Usando as informações:
A - Reescreva o trecho do texto sobre o transtorno obsessivo-compulsivo que vai de "O transtorno obsessivo-compulsivo" até "ou terapia comportamental.", substituindo "obsessões" por "ideias obsessivas".
B - Que porcentagem da população geral é acometida pelo TOC, segundo o texto sobre o transtorno obsessivo-compulsivo?

Trecho citado:
--

Transtorno obsessivo-compulsivo - Tratamento
O que é

Carolline Mikosz

O transtorno obsessivo-compulsivo (TOC) é um transtorno crônico e heterogêneo caracterizado por pensamentos, impulsos, idéias ou imagens intrusivas, em geral desagradáveis ou ameaçadoras (obsessões), que irrompem involuntariamente na consciência do indivíduo causando-lhe sofrimento e ansiedade. Estas obsessões freqüentemente são acompanhadas por atos repetitivos e estereotipados realizados no sentido de aliviá-las (compulsões).

Epidemiologia:
O TOC acomete cerca de 2,5% da população geral, sendo considerado o quarto diagnóstico psiquiátrico mais freqüente. Embora a etiologia do TOC não tenha sido esclarecida, sabe-se, hoje, que a maioria de seus portadores se beneficia de tratamentos farmacológicos ou terapia comportamental.

--

[Entradas da coleção]
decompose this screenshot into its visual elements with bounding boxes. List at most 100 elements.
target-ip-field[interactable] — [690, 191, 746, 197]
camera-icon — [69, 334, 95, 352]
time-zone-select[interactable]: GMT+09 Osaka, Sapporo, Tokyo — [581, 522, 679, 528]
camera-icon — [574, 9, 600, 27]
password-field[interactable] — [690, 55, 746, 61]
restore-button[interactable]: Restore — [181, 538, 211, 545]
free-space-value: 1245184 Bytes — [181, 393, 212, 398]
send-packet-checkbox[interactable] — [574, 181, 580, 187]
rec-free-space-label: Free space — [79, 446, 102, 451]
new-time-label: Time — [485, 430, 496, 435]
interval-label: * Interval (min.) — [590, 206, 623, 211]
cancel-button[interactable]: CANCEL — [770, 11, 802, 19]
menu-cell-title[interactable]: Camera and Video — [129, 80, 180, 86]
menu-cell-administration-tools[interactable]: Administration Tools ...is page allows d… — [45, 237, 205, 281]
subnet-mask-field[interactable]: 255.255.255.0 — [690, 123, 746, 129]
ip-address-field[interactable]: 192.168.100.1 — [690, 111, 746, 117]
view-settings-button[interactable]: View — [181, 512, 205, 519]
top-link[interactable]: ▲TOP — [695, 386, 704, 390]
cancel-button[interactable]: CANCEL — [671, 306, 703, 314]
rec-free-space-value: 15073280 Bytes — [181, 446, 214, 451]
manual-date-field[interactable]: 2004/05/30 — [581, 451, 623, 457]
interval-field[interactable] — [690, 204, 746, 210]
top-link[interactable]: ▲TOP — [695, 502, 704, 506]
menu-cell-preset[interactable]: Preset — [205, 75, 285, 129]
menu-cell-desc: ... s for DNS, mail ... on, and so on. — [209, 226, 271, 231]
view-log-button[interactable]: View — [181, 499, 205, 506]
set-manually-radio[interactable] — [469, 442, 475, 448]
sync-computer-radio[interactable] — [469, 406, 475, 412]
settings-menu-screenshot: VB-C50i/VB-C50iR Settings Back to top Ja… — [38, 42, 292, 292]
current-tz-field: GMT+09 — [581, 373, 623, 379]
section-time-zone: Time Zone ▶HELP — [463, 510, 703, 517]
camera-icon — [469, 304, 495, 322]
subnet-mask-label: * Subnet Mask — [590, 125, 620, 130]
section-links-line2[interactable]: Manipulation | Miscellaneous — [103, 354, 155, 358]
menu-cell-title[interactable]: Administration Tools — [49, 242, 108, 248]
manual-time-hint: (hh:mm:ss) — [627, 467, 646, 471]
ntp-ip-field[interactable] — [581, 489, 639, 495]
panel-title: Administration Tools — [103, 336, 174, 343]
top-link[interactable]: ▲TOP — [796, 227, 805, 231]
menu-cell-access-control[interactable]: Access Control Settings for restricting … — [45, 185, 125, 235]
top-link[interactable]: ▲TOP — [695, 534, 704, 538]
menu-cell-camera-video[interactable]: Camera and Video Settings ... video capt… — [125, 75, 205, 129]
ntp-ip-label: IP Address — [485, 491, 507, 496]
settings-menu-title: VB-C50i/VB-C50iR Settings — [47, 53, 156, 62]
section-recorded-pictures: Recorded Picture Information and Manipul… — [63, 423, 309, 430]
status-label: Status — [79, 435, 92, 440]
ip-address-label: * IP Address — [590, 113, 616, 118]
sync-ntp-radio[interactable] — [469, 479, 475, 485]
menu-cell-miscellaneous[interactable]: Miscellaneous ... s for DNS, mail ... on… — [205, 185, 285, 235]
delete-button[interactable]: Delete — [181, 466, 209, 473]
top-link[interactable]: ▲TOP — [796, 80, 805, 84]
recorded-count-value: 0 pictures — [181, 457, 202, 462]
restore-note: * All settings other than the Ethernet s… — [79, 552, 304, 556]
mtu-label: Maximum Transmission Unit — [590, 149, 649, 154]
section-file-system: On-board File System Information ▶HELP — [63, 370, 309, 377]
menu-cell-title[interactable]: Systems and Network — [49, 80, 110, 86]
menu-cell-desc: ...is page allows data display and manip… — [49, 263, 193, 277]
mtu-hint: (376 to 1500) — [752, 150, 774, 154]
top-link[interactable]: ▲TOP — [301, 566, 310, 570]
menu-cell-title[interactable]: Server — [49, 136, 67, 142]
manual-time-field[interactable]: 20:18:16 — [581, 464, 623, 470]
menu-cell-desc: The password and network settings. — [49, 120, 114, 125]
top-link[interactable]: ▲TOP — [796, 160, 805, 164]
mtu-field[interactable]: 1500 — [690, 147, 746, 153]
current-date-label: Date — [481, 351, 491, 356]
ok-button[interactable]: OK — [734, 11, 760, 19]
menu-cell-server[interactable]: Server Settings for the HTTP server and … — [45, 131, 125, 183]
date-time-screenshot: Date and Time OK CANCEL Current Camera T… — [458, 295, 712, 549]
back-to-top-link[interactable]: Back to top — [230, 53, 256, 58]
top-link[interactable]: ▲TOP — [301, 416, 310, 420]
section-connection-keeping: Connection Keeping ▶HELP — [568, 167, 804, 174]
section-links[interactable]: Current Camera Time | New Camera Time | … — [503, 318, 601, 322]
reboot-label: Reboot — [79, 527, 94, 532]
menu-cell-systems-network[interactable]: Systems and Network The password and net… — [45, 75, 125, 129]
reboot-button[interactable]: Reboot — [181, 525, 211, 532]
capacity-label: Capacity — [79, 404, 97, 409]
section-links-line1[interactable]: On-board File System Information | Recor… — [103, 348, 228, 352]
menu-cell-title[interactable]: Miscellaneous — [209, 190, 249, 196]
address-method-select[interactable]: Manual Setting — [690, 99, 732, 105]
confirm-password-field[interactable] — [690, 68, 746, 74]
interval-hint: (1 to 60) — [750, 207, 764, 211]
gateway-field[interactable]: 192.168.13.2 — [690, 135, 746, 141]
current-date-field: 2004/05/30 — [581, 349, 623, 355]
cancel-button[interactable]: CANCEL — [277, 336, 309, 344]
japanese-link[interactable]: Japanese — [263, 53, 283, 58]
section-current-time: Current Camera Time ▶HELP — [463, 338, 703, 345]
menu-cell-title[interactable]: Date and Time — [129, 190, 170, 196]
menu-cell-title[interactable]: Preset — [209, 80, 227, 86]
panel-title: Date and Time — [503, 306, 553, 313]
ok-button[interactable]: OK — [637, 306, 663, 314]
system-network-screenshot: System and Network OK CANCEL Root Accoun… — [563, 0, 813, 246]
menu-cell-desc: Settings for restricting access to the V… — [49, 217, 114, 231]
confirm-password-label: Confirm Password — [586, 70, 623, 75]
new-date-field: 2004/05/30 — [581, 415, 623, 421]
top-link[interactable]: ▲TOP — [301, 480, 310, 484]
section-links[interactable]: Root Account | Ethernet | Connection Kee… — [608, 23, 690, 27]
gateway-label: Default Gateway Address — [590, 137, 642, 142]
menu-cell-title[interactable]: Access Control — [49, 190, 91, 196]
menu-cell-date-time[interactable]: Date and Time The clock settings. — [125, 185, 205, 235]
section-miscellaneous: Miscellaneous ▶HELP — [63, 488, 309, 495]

--

Respostas do exercício:
A -
O transtorno obsessivo-compulsivo (TOC) é um transtorno crônico e heterogêneo caracterizado por pensamentos, impulsos, idéias ou imagens intrusivas, em geral desagradáveis ou ameaçadoras (ideias obsessivas), que irrompem involuntariamente na consciência do indivíduo causando-lhe sofrimento e ansiedade. Estas ideias obsessivas freqüentemente são acompanhadas por atos repetitivos e estereotipados realizados no sentido de aliviá-las (compulsões).

Epidemiologia:
O TOC acomete cerca de 2,5% da população geral, sendo considerado o quarto diagnóstico psiquiátrico mais freqüente. Embora a etiologia do TOC não tenha sido esclarecida, sabe-se, hoje, que a maioria de seus portadores se beneficia de tratamentos farmacológicos ou terapia comportamental.

B - Cerca de 2,5% da população geral.